EXERCISE BRIEF
Omit every image, and transcribe the remaining entries exactly as given.

EXCERPTED RECORDS
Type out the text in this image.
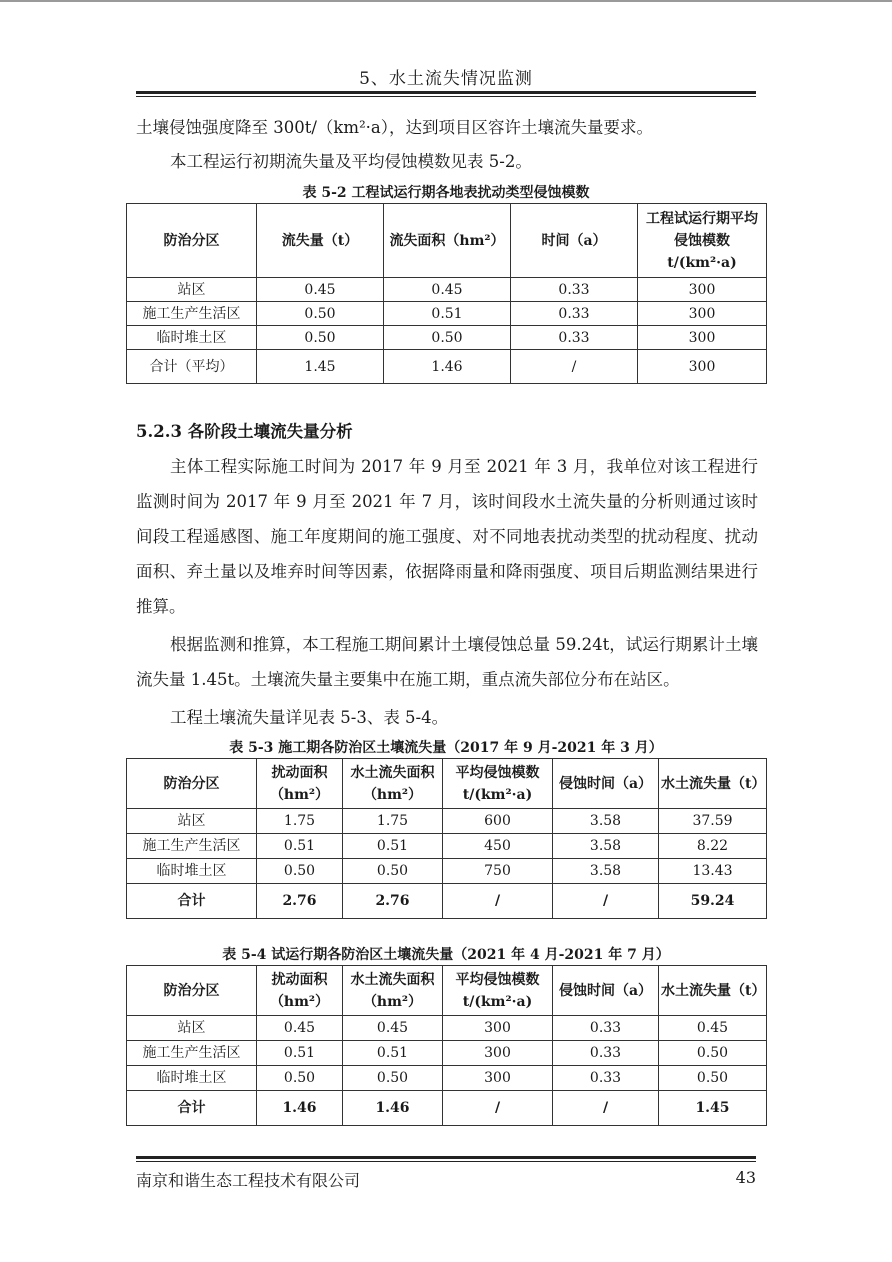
5、水土流失情况监测

土壤侵蚀强度降至 300t/（km²·a），达到项目区容许土壤流失量要求。

本工程运行初期流失量及平均侵蚀模数见表 5-2。

表 5-2 工程试运行期各地表扰动类型侵蚀模数

防治分区	流失量（t）	流失面积（hm²）	时间（a）	工程试运行期平均侵蚀模数 t/(km²·a)
站区	0.45	0.45	0.33	300
施工生产生活区	0.50	0.51	0.33	300
临时堆土区	0.50	0.50	0.33	300
合计（平均）	1.45	1.46	/	300

5.2.3 各阶段土壤流失量分析

主体工程实际施工时间为 2017 年 9 月至 2021 年 3 月，我单位对该工程进行监测时间为 2017 年 9 月至 2021 年 7 月，该时间段水土流失量的分析则通过该时间段工程遥感图、施工年度期间的施工强度、对不同地表扰动类型的扰动程度、扰动面积、弃土量以及堆弃时间等因素，依据降雨量和降雨强度、项目后期监测结果进行推算。

根据监测和推算，本工程施工期间累计土壤侵蚀总量 59.24t，试运行期累计土壤流失量 1.45t。土壤流失量主要集中在施工期，重点流失部位分布在站区。

工程土壤流失量详见表 5-3、表 5-4。

表 5-3 施工期各防治区土壤流失量（2017 年 9 月-2021 年 3 月）

防治分区	扰动面积（hm²）	水土流失面积（hm²）	平均侵蚀模数 t/(km²·a)	侵蚀时间（a）	水土流失量（t）
站区	1.75	1.75	600	3.58	37.59
施工生产生活区	0.51	0.51	450	3.58	8.22
临时堆土区	0.50	0.50	750	3.58	13.43
合计	2.76	2.76	/	/	59.24

表 5-4 试运行期各防治区土壤流失量（2021 年 4 月-2021 年 7 月）

防治分区	扰动面积（hm²）	水土流失面积（hm²）	平均侵蚀模数 t/(km²·a)	侵蚀时间（a）	水土流失量（t）
站区	0.45	0.45	300	0.33	0.45
施工生产生活区	0.51	0.51	300	0.33	0.50
临时堆土区	0.50	0.50	300	0.33	0.50
合计	1.46	1.46	/	/	1.45
南京和谐生态工程技术有限公司	43
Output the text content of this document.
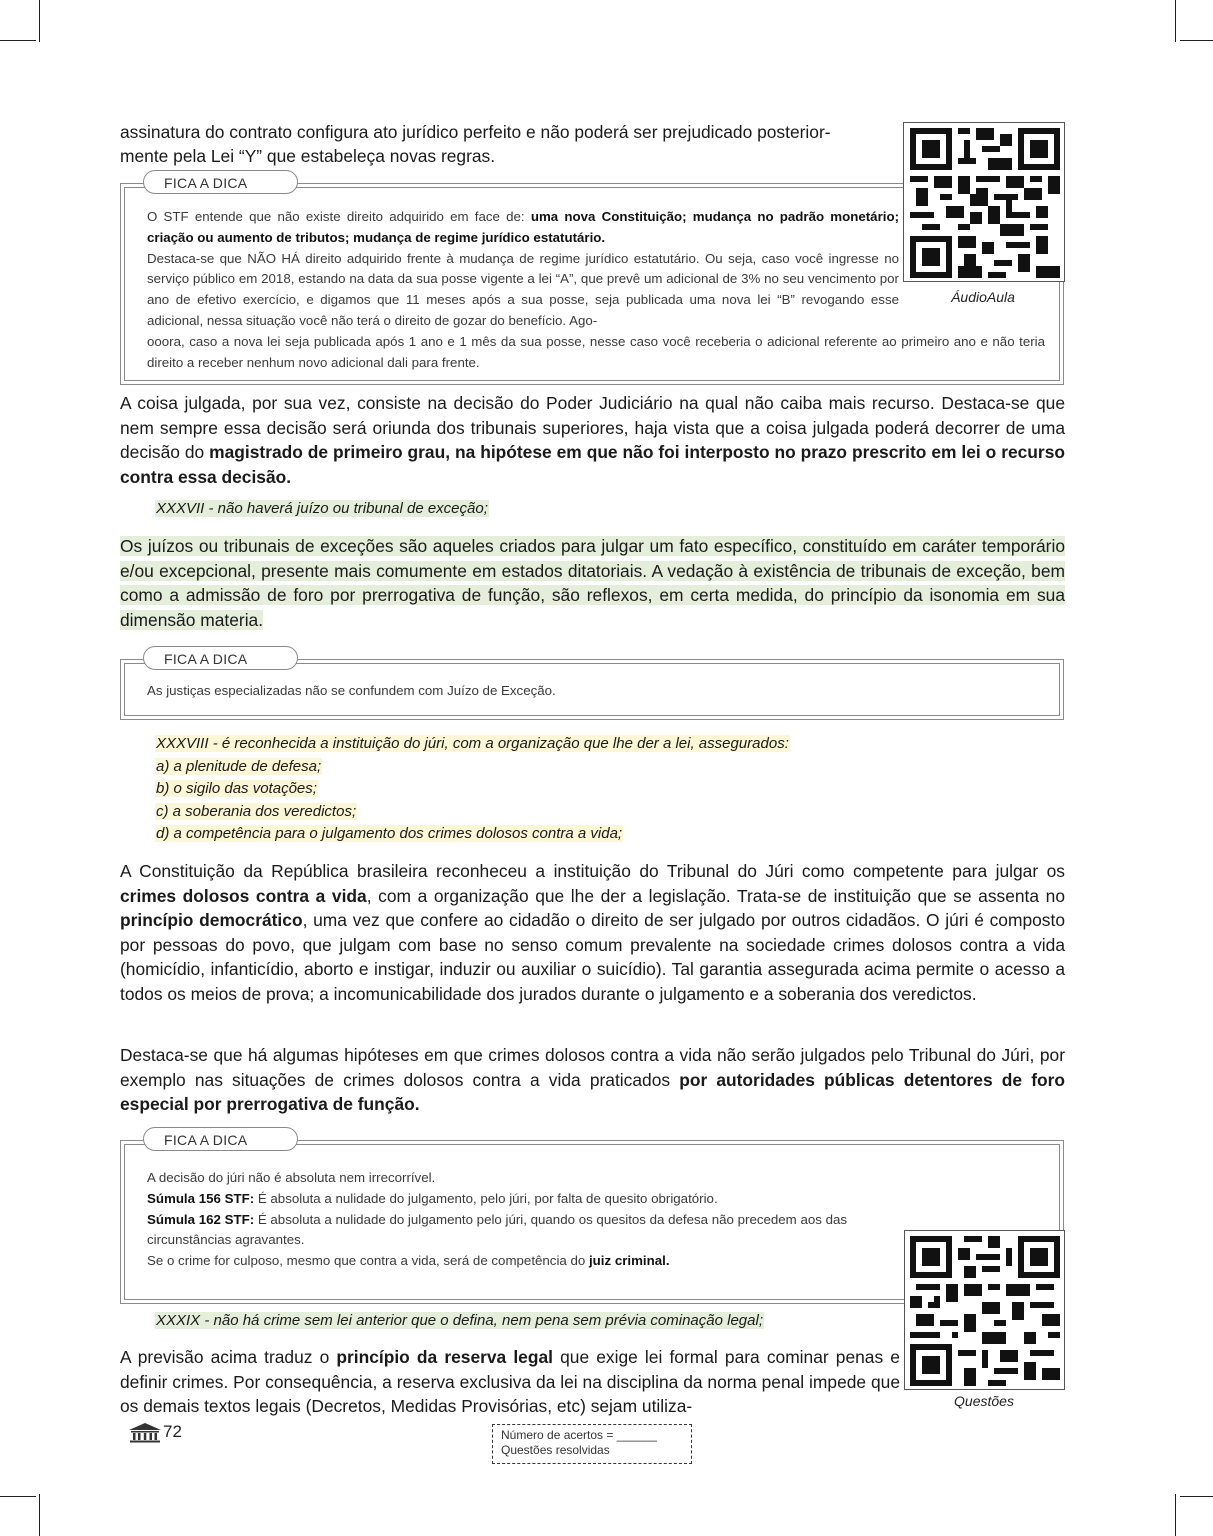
assinatura do contrato configura ato jurídico perfeito e não poderá ser prejudicado posterior-
mente pela Lei “Y” que estabeleça novas regras.
FICA A DICA
O STF entende que não existe direito adquirido em face de: uma nova Constituição; mudança no padrão monetário; criação ou aumento de tributos; mudança de regime jurídico estatutário.
Destaca-se que NÃO HÁ direito adquirido frente à mudança de regime jurídico estatutário. Ou seja, caso você ingresse no serviço público em 2018, estando na data da sua posse vigente a lei “A”, que prevê um adicional de 3% no seu vencimento por ano de efetivo exercício, e digamos que 11 meses após a sua posse, seja publicada uma nova lei “B” revogando esse adicional, nessa situação você não terá o direito de gozar do benefício. Ago-
ooora, caso a nova lei seja publicada após 1 ano e 1 mês da sua posse, nesse caso você receberia o adicional referente ao primeiro ano e não teria direito a receber nenhum novo adicional dali para frente.
ÁudioAula
A coisa julgada, por sua vez, consiste na decisão do Poder Judiciário na qual não caiba mais recurso. Destaca-se que nem sempre essa decisão será oriunda dos tribunais superiores, haja vista que a coisa julgada poderá decorrer de uma decisão do magistrado de primeiro grau, na hipótese em que não foi interposto no prazo prescrito em lei o recurso contra essa decisão.
XXXVII - não haverá juízo ou tribunal de exceção;
Os juízos ou tribunais de exceções são aqueles criados para julgar um fato específico, constituído em caráter temporário e/ou excepcional, presente mais comumente em estados ditatoriais. A vedação à existência de tribunais de exceção, bem como a admissão de foro por prerrogativa de função, são reflexos, em certa medida, do princípio da isonomia em sua dimensão materia.
FICA A DICA
As justiças especializadas não se confundem com Juízo de Exceção.
XXXVIII - é reconhecida a instituição do júri, com a organização que lhe der a lei, assegurados:
a) a plenitude de defesa;
b) o sigilo das votações;
c) a soberania dos veredictos;
d) a competência para o julgamento dos crimes dolosos contra a vida;
A Constituição da República brasileira reconheceu a instituição do Tribunal do Júri como competente para julgar os crimes dolosos contra a vida, com a organização que lhe der a legislação. Trata-se de instituição que se assenta no princípio democrático, uma vez que confere ao cidadão o direito de ser julgado por outros cidadãos. O júri é composto por pessoas do povo, que julgam com base no senso comum prevalente na sociedade crimes dolosos contra a vida (homicídio, infanticídio, aborto e instigar, induzir ou auxiliar o suicídio). Tal garantia assegurada acima permite o acesso a todos os meios de prova; a incomunicabilidade dos jurados durante o julgamento e a soberania dos veredictos.
Destaca-se que há algumas hipóteses em que crimes dolosos contra a vida não serão julgados pelo Tribunal do Júri, por exemplo nas situações de crimes dolosos contra a vida praticados por autoridades públicas detentores de foro especial por prerrogativa de função.
FICA A DICA
A decisão do júri não é absoluta nem irrecorrível.
Súmula 156 STF: É absoluta a nulidade do julgamento, pelo júri, por falta de quesito obrigatório.
Súmula 162 STF: É absoluta a nulidade do julgamento pelo júri, quando os quesitos da defesa não precedem aos das circunstâncias agravantes.
Se o crime for culposo, mesmo que contra a vida, será de competência do juiz criminal.
Questões
XXXIX - não há crime sem lei anterior que o defina, nem pena sem prévia cominação legal;
A previsão acima traduz o princípio da reserva legal que exige lei formal para cominar penas e definir crimes. Por consequência, a reserva exclusiva da lei na disciplina da norma penal impede que os demais textos legais (Decretos, Medidas Provisórias, etc) sejam utiliza-
72	Número de acertos = ______
Questões resolvidas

FULL OUTPUT
Type out the text in this image.
5、水土流失情况监测

土壤侵蚀强度降至 300t/（km²·a），达到项目区容许土壤流失量要求。

本工程运行初期流失量及平均侵蚀模数见表 5-2。

表 5-2 工程试运行期各地表扰动类型侵蚀模数

防治分区	流失量（t）	流失面积（hm²）	时间（a）	工程试运行期平均侵蚀模数 t/(km²·a)
站区	0.45	0.45	0.33	300
施工生产生活区	0.50	0.51	0.33	300
临时堆土区	0.50	0.50	0.33	300
合计（平均）	1.45	1.46	/	300

5.2.3 各阶段土壤流失量分析

主体工程实际施工时间为 2017 年 9 月至 2021 年 3 月，我单位对该工程进行监测时间为 2017 年 9 月至 2021 年 7 月，该时间段水土流失量的分析则通过该时间段工程遥感图、施工年度期间的施工强度、对不同地表扰动类型的扰动程度、扰动面积、弃土量以及堆弃时间等因素，依据降雨量和降雨强度、项目后期监测结果进行推算。

根据监测和推算，本工程施工期间累计土壤侵蚀总量 59.24t，试运行期累计土壤流失量 1.45t。土壤流失量主要集中在施工期，重点流失部位分布在站区。

工程土壤流失量详见表 5-3、表 5-4。

表 5-3 施工期各防治区土壤流失量（2017 年 9 月-2021 年 3 月）

防治分区	扰动面积（hm²）	水土流失面积（hm²）	平均侵蚀模数 t/(km²·a)	侵蚀时间（a）	水土流失量（t）
站区	1.75	1.75	600	3.58	37.59
施工生产生活区	0.51	0.51	450	3.58	8.22
临时堆土区	0.50	0.50	750	3.58	13.43
合计	2.76	2.76	/	/	59.24

表 5-4 试运行期各防治区土壤流失量（2021 年 4 月-2021 年 7 月）

防治分区	扰动面积（hm²）	水土流失面积（hm²）	平均侵蚀模数 t/(km²·a)	侵蚀时间（a）	水土流失量（t）
站区	0.45	0.45	300	0.33	0.45
施工生产生活区	0.51	0.51	300	0.33	0.50
临时堆土区	0.50	0.50	300	0.33	0.50
合计	1.46	1.46	/	/	1.45
南京和谐生态工程技术有限公司	43
Output the text content of this document.
assinatura do contrato configura ato jurídico perfeito e não poderá ser prejudicado posterior-
mente pela Lei “Y” que estabeleça novas regras.
FICA A DICA
O STF entende que não existe direito adquirido em face de: uma nova Constituição; mudança no padrão monetário; criação ou aumento de tributos; mudança de regime jurídico estatutário.
Destaca-se que NÃO HÁ direito adquirido frente à mudança de regime jurídico estatutário. Ou seja, caso você ingresse no serviço público em 2018, estando na data da sua posse vigente a lei “A”, que prevê um adicional de 3% no seu vencimento por ano de efetivo exercício, e digamos que 11 meses após a sua posse, seja publicada uma nova lei “B” revogando esse adicional, nessa situação você não terá o direito de gozar do benefício. Ago-
ooora, caso a nova lei seja publicada após 1 ano e 1 mês da sua posse, nesse caso você receberia o adicional referente ao primeiro ano e não teria direito a receber nenhum novo adicional dali para frente.
ÁudioAula
A coisa julgada, por sua vez, consiste na decisão do Poder Judiciário na qual não caiba mais recurso. Destaca-se que nem sempre essa decisão será oriunda dos tribunais superiores, haja vista que a coisa julgada poderá decorrer de uma decisão do magistrado de primeiro grau, na hipótese em que não foi interposto no prazo prescrito em lei o recurso contra essa decisão.
XXXVII - não haverá juízo ou tribunal de exceção;
Os juízos ou tribunais de exceções são aqueles criados para julgar um fato específico, constituído em caráter temporário e/ou excepcional, presente mais comumente em estados ditatoriais. A vedação à existência de tribunais de exceção, bem como a admissão de foro por prerrogativa de função, são reflexos, em certa medida, do princípio da isonomia em sua dimensão materia.
FICA A DICA
As justiças especializadas não se confundem com Juízo de Exceção.
XXXVIII - é reconhecida a instituição do júri, com a organização que lhe der a lei, assegurados:
a) a plenitude de defesa;
b) o sigilo das votações;
c) a soberania dos veredictos;
d) a competência para o julgamento dos crimes dolosos contra a vida;
A Constituição da República brasileira reconheceu a instituição do Tribunal do Júri como competente para julgar os crimes dolosos contra a vida, com a organização que lhe der a legislação. Trata-se de instituição que se assenta no princípio democrático, uma vez que confere ao cidadão o direito de ser julgado por outros cidadãos. O júri é composto por pessoas do povo, que julgam com base no senso comum prevalente na sociedade crimes dolosos contra a vida (homicídio, infanticídio, aborto e instigar, induzir ou auxiliar o suicídio). Tal garantia assegurada acima permite o acesso a todos os meios de prova; a incomunicabilidade dos jurados durante o julgamento e a soberania dos veredictos.
Destaca-se que há algumas hipóteses em que crimes dolosos contra a vida não serão julgados pelo Tribunal do Júri, por exemplo nas situações de crimes dolosos contra a vida praticados por autoridades públicas detentores de foro especial por prerrogativa de função.
FICA A DICA
A decisão do júri não é absoluta nem irrecorrível.
Súmula 156 STF: É absoluta a nulidade do julgamento, pelo júri, por falta de quesito obrigatório.
Súmula 162 STF: É absoluta a nulidade do julgamento pelo júri, quando os quesitos da defesa não precedem aos das circunstâncias agravantes.
Se o crime for culposo, mesmo que contra a vida, será de competência do juiz criminal.
Questões
XXXIX - não há crime sem lei anterior que o defina, nem pena sem prévia cominação legal;
A previsão acima traduz o princípio da reserva legal que exige lei formal para cominar penas e definir crimes. Por consequência, a reserva exclusiva da lei na disciplina da norma penal impede que os demais textos legais (Decretos, Medidas Provisórias, etc) sejam utiliza-
72	Número de acertos = ______
Questões resolvidas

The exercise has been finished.